*THE INPUT*.
=======
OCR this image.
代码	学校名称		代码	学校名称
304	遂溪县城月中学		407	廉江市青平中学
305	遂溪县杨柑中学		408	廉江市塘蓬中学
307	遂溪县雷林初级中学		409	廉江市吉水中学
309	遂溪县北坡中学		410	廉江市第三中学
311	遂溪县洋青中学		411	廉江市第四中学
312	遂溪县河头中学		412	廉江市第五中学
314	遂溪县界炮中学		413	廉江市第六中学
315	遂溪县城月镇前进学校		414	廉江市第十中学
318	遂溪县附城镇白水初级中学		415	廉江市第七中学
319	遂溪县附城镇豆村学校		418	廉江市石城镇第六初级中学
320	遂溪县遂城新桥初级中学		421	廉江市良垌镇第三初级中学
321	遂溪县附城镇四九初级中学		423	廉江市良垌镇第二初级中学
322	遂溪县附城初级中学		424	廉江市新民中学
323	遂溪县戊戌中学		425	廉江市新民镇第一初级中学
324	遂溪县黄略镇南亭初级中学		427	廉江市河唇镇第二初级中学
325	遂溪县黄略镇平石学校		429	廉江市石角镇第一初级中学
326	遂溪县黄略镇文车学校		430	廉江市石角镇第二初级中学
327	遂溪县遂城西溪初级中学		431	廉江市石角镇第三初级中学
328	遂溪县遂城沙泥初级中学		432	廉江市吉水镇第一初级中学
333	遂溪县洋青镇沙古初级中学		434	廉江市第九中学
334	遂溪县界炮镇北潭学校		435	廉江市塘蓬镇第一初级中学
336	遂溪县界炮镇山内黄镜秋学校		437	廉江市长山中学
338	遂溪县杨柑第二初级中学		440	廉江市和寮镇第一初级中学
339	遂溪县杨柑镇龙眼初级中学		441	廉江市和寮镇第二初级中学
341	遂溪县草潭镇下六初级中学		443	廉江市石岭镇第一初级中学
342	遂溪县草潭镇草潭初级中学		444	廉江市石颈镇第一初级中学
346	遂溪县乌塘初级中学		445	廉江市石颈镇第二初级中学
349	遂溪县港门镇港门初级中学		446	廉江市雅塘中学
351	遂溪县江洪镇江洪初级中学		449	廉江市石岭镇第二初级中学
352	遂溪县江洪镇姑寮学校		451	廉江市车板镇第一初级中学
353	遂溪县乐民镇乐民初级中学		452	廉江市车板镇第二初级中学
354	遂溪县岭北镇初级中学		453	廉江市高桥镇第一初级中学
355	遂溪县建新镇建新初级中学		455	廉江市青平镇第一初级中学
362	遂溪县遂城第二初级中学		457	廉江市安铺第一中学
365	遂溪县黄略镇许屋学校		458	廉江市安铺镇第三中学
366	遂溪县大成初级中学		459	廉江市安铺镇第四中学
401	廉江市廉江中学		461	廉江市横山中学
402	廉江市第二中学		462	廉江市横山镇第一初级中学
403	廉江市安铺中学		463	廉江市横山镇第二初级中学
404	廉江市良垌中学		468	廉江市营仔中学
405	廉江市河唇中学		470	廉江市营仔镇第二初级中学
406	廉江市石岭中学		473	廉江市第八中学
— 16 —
=======
*YOUR GOAL*. Your task is to repeat the data exactly, with nothing left out.

*FINISHED ANSWER*.
OCR this image.
代码	学校名称		代码	学校名称
304	遂溪县城月中学		407	廉江市青平中学
305	遂溪县杨柑中学		408	廉江市塘蓬中学
307	遂溪县雷林初级中学		409	廉江市吉水中学
309	遂溪县北坡中学		410	廉江市第三中学
311	遂溪县洋青中学		411	廉江市第四中学
312	遂溪县河头中学		412	廉江市第五中学
314	遂溪县界炮中学		413	廉江市第六中学
315	遂溪县城月镇前进学校		414	廉江市第十中学
318	遂溪县附城镇白水初级中学		415	廉江市第七中学
319	遂溪县附城镇豆村学校		418	廉江市石城镇第六初级中学
320	遂溪县遂城新桥初级中学		421	廉江市良垌镇第三初级中学
321	遂溪县附城镇四九初级中学		423	廉江市良垌镇第二初级中学
322	遂溪县附城初级中学		424	廉江市新民中学
323	遂溪县戊戌中学		425	廉江市新民镇第一初级中学
324	遂溪县黄略镇南亭初级中学		427	廉江市河唇镇第二初级中学
325	遂溪县黄略镇平石学校		429	廉江市石角镇第一初级中学
326	遂溪县黄略镇文车学校		430	廉江市石角镇第二初级中学
327	遂溪县遂城西溪初级中学		431	廉江市石角镇第三初级中学
328	遂溪县遂城沙泥初级中学		432	廉江市吉水镇第一初级中学
333	遂溪县洋青镇沙古初级中学		434	廉江市第九中学
334	遂溪县界炮镇北潭学校		435	廉江市塘蓬镇第一初级中学
336	遂溪县界炮镇山内黄镜秋学校		437	廉江市长山中学
338	遂溪县杨柑第二初级中学		440	廉江市和寮镇第一初级中学
339	遂溪县杨柑镇龙眼初级中学		441	廉江市和寮镇第二初级中学
341	遂溪县草潭镇下六初级中学		443	廉江市石岭镇第一初级中学
342	遂溪县草潭镇草潭初级中学		444	廉江市石颈镇第一初级中学
346	遂溪县乌塘初级中学		445	廉江市石颈镇第二初级中学
349	遂溪县港门镇港门初级中学		446	廉江市雅塘中学
351	遂溪县江洪镇江洪初级中学		449	廉江市石岭镇第二初级中学
352	遂溪县江洪镇姑寮学校		451	廉江市车板镇第一初级中学
353	遂溪县乐民镇乐民初级中学		452	廉江市车板镇第二初级中学
354	遂溪县岭北镇初级中学		453	廉江市高桥镇第一初级中学
355	遂溪县建新镇建新初级中学		455	廉江市青平镇第一初级中学
362	遂溪县遂城第二初级中学		457	廉江市安铺第一中学
365	遂溪县黄略镇许屋学校		458	廉江市安铺镇第三中学
366	遂溪县大成初级中学		459	廉江市安铺镇第四中学
401	廉江市廉江中学		461	廉江市横山中学
402	廉江市第二中学		462	廉江市横山镇第一初级中学
403	廉江市安铺中学		463	廉江市横山镇第二初级中学
404	廉江市良垌中学		468	廉江市营仔中学
405	廉江市河唇中学		470	廉江市营仔镇第二初级中学
406	廉江市石岭中学		473	廉江市第八中学
— 16 —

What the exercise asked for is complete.